• RECORD LIST:
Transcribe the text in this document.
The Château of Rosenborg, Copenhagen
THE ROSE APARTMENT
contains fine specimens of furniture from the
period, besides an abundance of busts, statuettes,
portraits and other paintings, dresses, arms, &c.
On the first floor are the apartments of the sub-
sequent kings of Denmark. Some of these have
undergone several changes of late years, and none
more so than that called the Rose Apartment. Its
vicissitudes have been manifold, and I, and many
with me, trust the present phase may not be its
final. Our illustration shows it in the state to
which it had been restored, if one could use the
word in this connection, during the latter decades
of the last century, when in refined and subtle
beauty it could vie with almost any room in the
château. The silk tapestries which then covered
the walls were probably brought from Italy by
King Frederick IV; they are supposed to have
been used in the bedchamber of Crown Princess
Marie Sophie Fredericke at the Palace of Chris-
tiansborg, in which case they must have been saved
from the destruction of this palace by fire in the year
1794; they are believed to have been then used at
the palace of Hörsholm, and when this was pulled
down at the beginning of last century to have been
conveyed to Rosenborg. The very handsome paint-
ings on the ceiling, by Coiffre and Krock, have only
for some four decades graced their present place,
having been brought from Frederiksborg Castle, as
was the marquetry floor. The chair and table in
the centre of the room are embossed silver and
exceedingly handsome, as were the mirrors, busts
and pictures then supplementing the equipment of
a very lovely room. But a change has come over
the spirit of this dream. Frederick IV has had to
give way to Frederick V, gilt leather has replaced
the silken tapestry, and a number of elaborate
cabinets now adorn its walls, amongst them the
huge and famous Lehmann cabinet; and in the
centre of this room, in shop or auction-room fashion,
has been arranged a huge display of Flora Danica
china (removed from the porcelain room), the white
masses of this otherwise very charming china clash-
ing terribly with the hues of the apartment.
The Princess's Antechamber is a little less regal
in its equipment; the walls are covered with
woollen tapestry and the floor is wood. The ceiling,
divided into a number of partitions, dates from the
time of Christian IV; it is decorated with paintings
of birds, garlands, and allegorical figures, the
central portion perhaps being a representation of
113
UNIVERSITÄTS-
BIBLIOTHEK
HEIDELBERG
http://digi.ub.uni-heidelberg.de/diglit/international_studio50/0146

• EXERCISE INSTRUCTIONS: Quote the whole listing above, leaving nothing out.

• EXERCISE ANSWER:
Transcribe the text in this document.
The Château of Rosenborg, Copenhagen
THE ROSE APARTMENT
contains fine specimens of furniture from the
period, besides an abundance of busts, statuettes,
portraits and other paintings, dresses, arms, &c.
On the first floor are the apartments of the sub-
sequent kings of Denmark. Some of these have
undergone several changes of late years, and none
more so than that called the Rose Apartment. Its
vicissitudes have been manifold, and I, and many
with me, trust the present phase may not be its
final. Our illustration shows it in the state to
which it had been restored, if one could use the
word in this connection, during the latter decades
of the last century, when in refined and subtle
beauty it could vie with almost any room in the
château. The silk tapestries which then covered
the walls were probably brought from Italy by
King Frederick IV; they are supposed to have
been used in the bedchamber of Crown Princess
Marie Sophie Fredericke at the Palace of Chris-
tiansborg, in which case they must have been saved
from the destruction of this palace by fire in the year
1794; they are believed to have been then used at
the palace of Hörsholm, and when this was pulled
down at the beginning of last century to have been
conveyed to Rosenborg. The very handsome paint-
ings on the ceiling, by Coiffre and Krock, have only
for some four decades graced their present place,
having been brought from Frederiksborg Castle, as
was the marquetry floor. The chair and table in
the centre of the room are embossed silver and
exceedingly handsome, as were the mirrors, busts
and pictures then supplementing the equipment of
a very lovely room. But a change has come over
the spirit of this dream. Frederick IV has had to
give way to Frederick V, gilt leather has replaced
the silken tapestry, and a number of elaborate
cabinets now adorn its walls, amongst them the
huge and famous Lehmann cabinet; and in the
centre of this room, in shop or auction-room fashion,
has been arranged a huge display of Flora Danica
china (removed from the porcelain room), the white
masses of this otherwise very charming china clash-
ing terribly with the hues of the apartment.
The Princess's Antechamber is a little less regal
in its equipment; the walls are covered with
woollen tapestry and the floor is wood. The ceiling,
divided into a number of partitions, dates from the
time of Christian IV; it is decorated with paintings
of birds, garlands, and allegorical figures, the
central portion perhaps being a representation of
113
UNIVERSITÄTS-
BIBLIOTHEK
HEIDELBERG
http://digi.ub.uni-heidelberg.de/diglit/international_studio50/0146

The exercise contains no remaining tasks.